------ MATERIAL SUPPLIED ------
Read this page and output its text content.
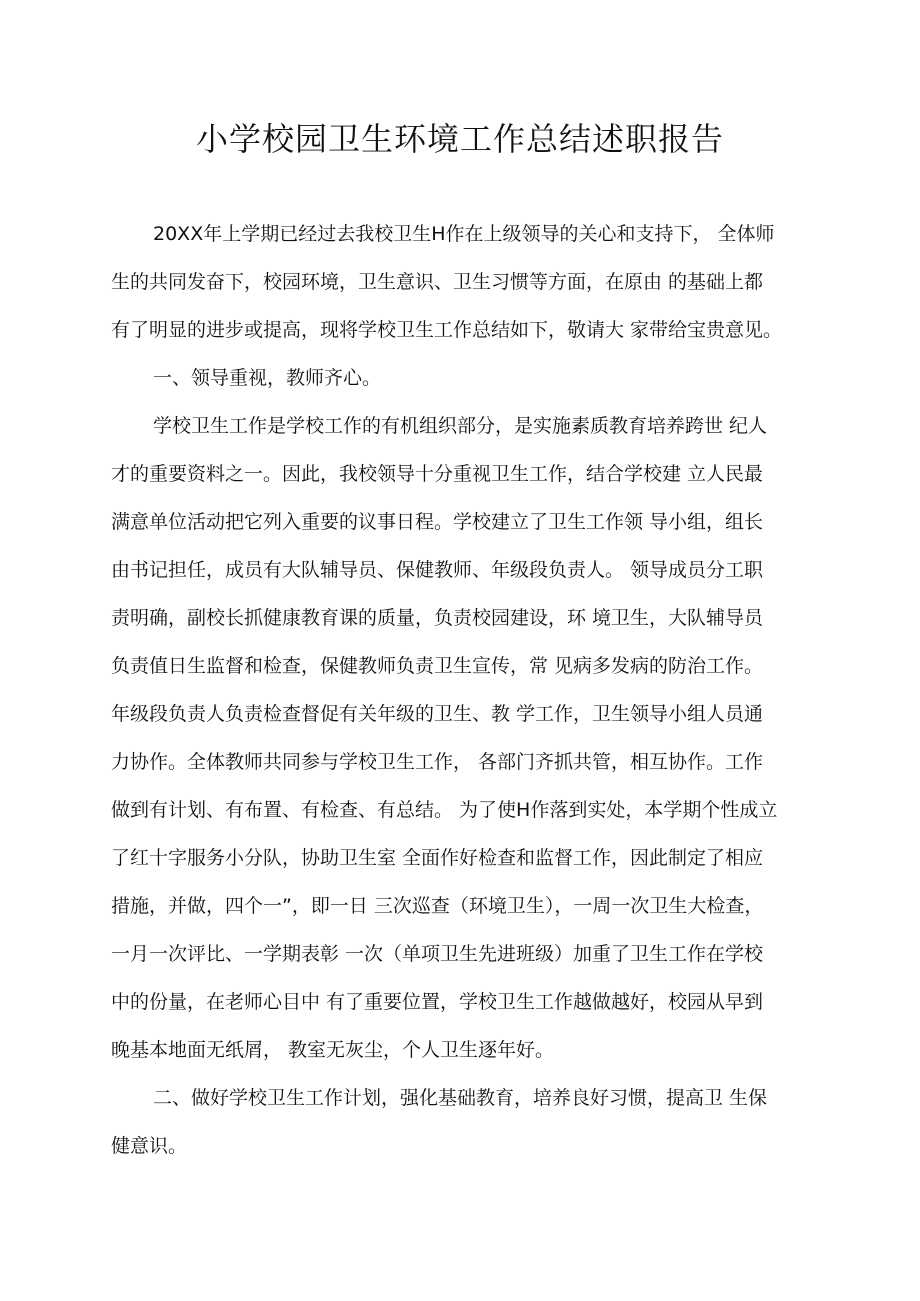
小学校园卫生环境工作总结述职报告

20XX年上学期已经过去我校卫生H作在上级领导的关心和支持下， 全体师

生的共同发奋下，校园环境，卫生意识、卫生习惯等方面，在原由 的基础上都

有了明显的进步或提高，现将学校卫生工作总结如下，敬请大 家带给宝贵意见。

一、领导重视，教师齐心。

学校卫生工作是学校工作的有机组织部分，是实施素质教育培养跨世 纪人

才的重要资料之一。因此，我校领导十分重视卫生工作，结合学校建 立人民最

满意单位活动把它列入重要的议事日程。学校建立了卫生工作领 导小组，组长

由书记担任，成员有大队辅导员、保健教师、年级段负责人。 领导成员分工职

责明确，副校长抓健康教育课的质量，负责校园建设，环 境卫生，大队辅导员

负责值日生监督和检查，保健教师负责卫生宣传，常 见病多发病的防治工作。

年级段负责人负责检查督促有关年级的卫生、教 学工作，卫生领导小组人员通

力协作。全体教师共同参与学校卫生工作， 各部门齐抓共管，相互协作。工作

做到有计划、有布置、有检查、有总结。 为了使H作落到实处，本学期个性成立

了红十字服务小分队，协助卫生室 全面作好检查和监督工作，因此制定了相应

措施，并做，四个一”，即一日 三次巡查（环境卫生），一周一次卫生大检查，

一月一次评比、一学期表彰 一次（单项卫生先进班级）加重了卫生工作在学校

中的份量，在老师心目中 有了重要位置，学校卫生工作越做越好，校园从早到

晚基本地面无纸屑， 教室无灰尘，个人卫生逐年好。

二、做好学校卫生工作计划，强化基础教育，培养良好习惯，提高卫 生保

健意识。
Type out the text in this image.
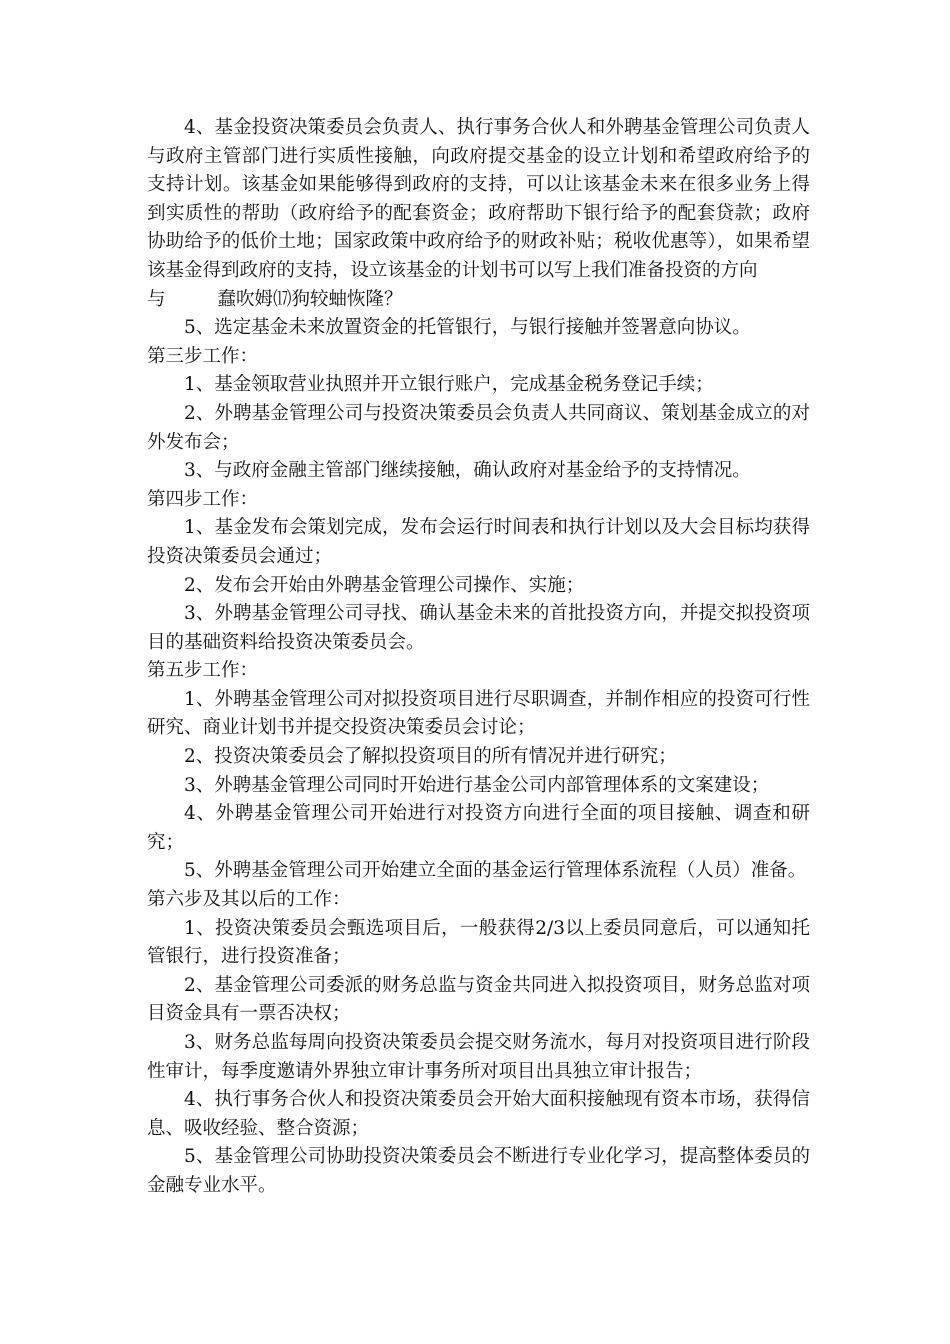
4、基金投资决策委员会负责人、执行事务合伙人和外聘基金管理公司负责人与政府主管部门进行实质性接触，向政府提交基金的设立计划和希望政府给予的支持计划。该基金如果能够得到政府的支持，可以让该基金未来在很多业务上得到实质性的帮助（政府给予的配套资金；政府帮助下银行给予的配套贷款；政府协助给予的低价土地；国家政策中政府给予的财政补贴；税收优惠等），如果希望该基金得到政府的支持，设立该基金的计划书可以写上我们准备投资的方向

与	蠢吹姆⒄狗较蚰恢隆？

5、选定基金未来放置资金的托管银行，与银行接触并签署意向协议。

第三步工作：

1、基金领取营业执照并开立银行账户，完成基金税务登记手续；

2、外聘基金管理公司与投资决策委员会负责人共同商议、策划基金成立的对外发布会；

3、与政府金融主管部门继续接触，确认政府对基金给予的支持情况。

第四步工作：

1、基金发布会策划完成，发布会运行时间表和执行计划以及大会目标均获得投资决策委员会通过；

2、发布会开始由外聘基金管理公司操作、实施；

3、外聘基金管理公司寻找、确认基金未来的首批投资方向，并提交拟投资项目的基础资料给投资决策委员会。

第五步工作：

1、外聘基金管理公司对拟投资项目进行尽职调查，并制作相应的投资可行性研究、商业计划书并提交投资决策委员会讨论；

2、投资决策委员会了解拟投资项目的所有情况并进行研究；

3、外聘基金管理公司同时开始进行基金公司内部管理体系的文案建设；

4、外聘基金管理公司开始进行对投资方向进行全面的项目接触、调查和研究；

5、外聘基金管理公司开始建立全面的基金运行管理体系流程（人员）准备。

第六步及其以后的工作：

1、投资决策委员会甄选项目后，一般获得2/3以上委员同意后，可以通知托管银行，进行投资准备；

2、基金管理公司委派的财务总监与资金共同进入拟投资项目，财务总监对项目资金具有一票否决权；

3、财务总监每周向投资决策委员会提交财务流水，每月对投资项目进行阶段性审计，每季度邀请外界独立审计事务所对项目出具独立审计报告；

4、执行事务合伙人和投资决策委员会开始大面积接触现有资本市场，获得信息、吸收经验、整合资源；

5、基金管理公司协助投资决策委员会不断进行专业化学习，提高整体委员的金融专业水平。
------
PROBLEM TO WORK ON: Write out the listing above again, exactly, but with no pictures in the copy.

THE RESPONSE:
Read this page and output its text content.
小学校园卫生环境工作总结述职报告

20XX年上学期已经过去我校卫生H作在上级领导的关心和支持下， 全体师

生的共同发奋下，校园环境，卫生意识、卫生习惯等方面，在原由 的基础上都

有了明显的进步或提高，现将学校卫生工作总结如下，敬请大 家带给宝贵意见。

一、领导重视，教师齐心。

学校卫生工作是学校工作的有机组织部分，是实施素质教育培养跨世 纪人

才的重要资料之一。因此，我校领导十分重视卫生工作，结合学校建 立人民最

满意单位活动把它列入重要的议事日程。学校建立了卫生工作领 导小组，组长

由书记担任，成员有大队辅导员、保健教师、年级段负责人。 领导成员分工职

责明确，副校长抓健康教育课的质量，负责校园建设，环 境卫生，大队辅导员

负责值日生监督和检查，保健教师负责卫生宣传，常 见病多发病的防治工作。

年级段负责人负责检查督促有关年级的卫生、教 学工作，卫生领导小组人员通

力协作。全体教师共同参与学校卫生工作， 各部门齐抓共管，相互协作。工作

做到有计划、有布置、有检查、有总结。 为了使H作落到实处，本学期个性成立

了红十字服务小分队，协助卫生室 全面作好检查和监督工作，因此制定了相应

措施，并做，四个一”，即一日 三次巡查（环境卫生），一周一次卫生大检查，

一月一次评比、一学期表彰 一次（单项卫生先进班级）加重了卫生工作在学校

中的份量，在老师心目中 有了重要位置，学校卫生工作越做越好，校园从早到

晚基本地面无纸屑， 教室无灰尘，个人卫生逐年好。

二、做好学校卫生工作计划，强化基础教育，培养良好习惯，提高卫 生保

健意识。
Type out the text in this image.
4、基金投资决策委员会负责人、执行事务合伙人和外聘基金管理公司负责人与政府主管部门进行实质性接触，向政府提交基金的设立计划和希望政府给予的支持计划。该基金如果能够得到政府的支持，可以让该基金未来在很多业务上得到实质性的帮助（政府给予的配套资金；政府帮助下银行给予的配套贷款；政府协助给予的低价土地；国家政策中政府给予的财政补贴；税收优惠等），如果希望该基金得到政府的支持，设立该基金的计划书可以写上我们准备投资的方向

与	蠢吹姆⒄狗较蚰恢隆？

5、选定基金未来放置资金的托管银行，与银行接触并签署意向协议。

第三步工作：

1、基金领取营业执照并开立银行账户，完成基金税务登记手续；

2、外聘基金管理公司与投资决策委员会负责人共同商议、策划基金成立的对外发布会；

3、与政府金融主管部门继续接触，确认政府对基金给予的支持情况。

第四步工作：

1、基金发布会策划完成，发布会运行时间表和执行计划以及大会目标均获得投资决策委员会通过；

2、发布会开始由外聘基金管理公司操作、实施；

3、外聘基金管理公司寻找、确认基金未来的首批投资方向，并提交拟投资项目的基础资料给投资决策委员会。

第五步工作：

1、外聘基金管理公司对拟投资项目进行尽职调查，并制作相应的投资可行性研究、商业计划书并提交投资决策委员会讨论；

2、投资决策委员会了解拟投资项目的所有情况并进行研究；

3、外聘基金管理公司同时开始进行基金公司内部管理体系的文案建设；

4、外聘基金管理公司开始进行对投资方向进行全面的项目接触、调查和研究；

5、外聘基金管理公司开始建立全面的基金运行管理体系流程（人员）准备。

第六步及其以后的工作：

1、投资决策委员会甄选项目后，一般获得2/3以上委员同意后，可以通知托管银行，进行投资准备；

2、基金管理公司委派的财务总监与资金共同进入拟投资项目，财务总监对项目资金具有一票否决权；

3、财务总监每周向投资决策委员会提交财务流水，每月对投资项目进行阶段性审计，每季度邀请外界独立审计事务所对项目出具独立审计报告；

4、执行事务合伙人和投资决策委员会开始大面积接触现有资本市场，获得信息、吸收经验、整合资源；

5、基金管理公司协助投资决策委员会不断进行专业化学习，提高整体委员的金融专业水平。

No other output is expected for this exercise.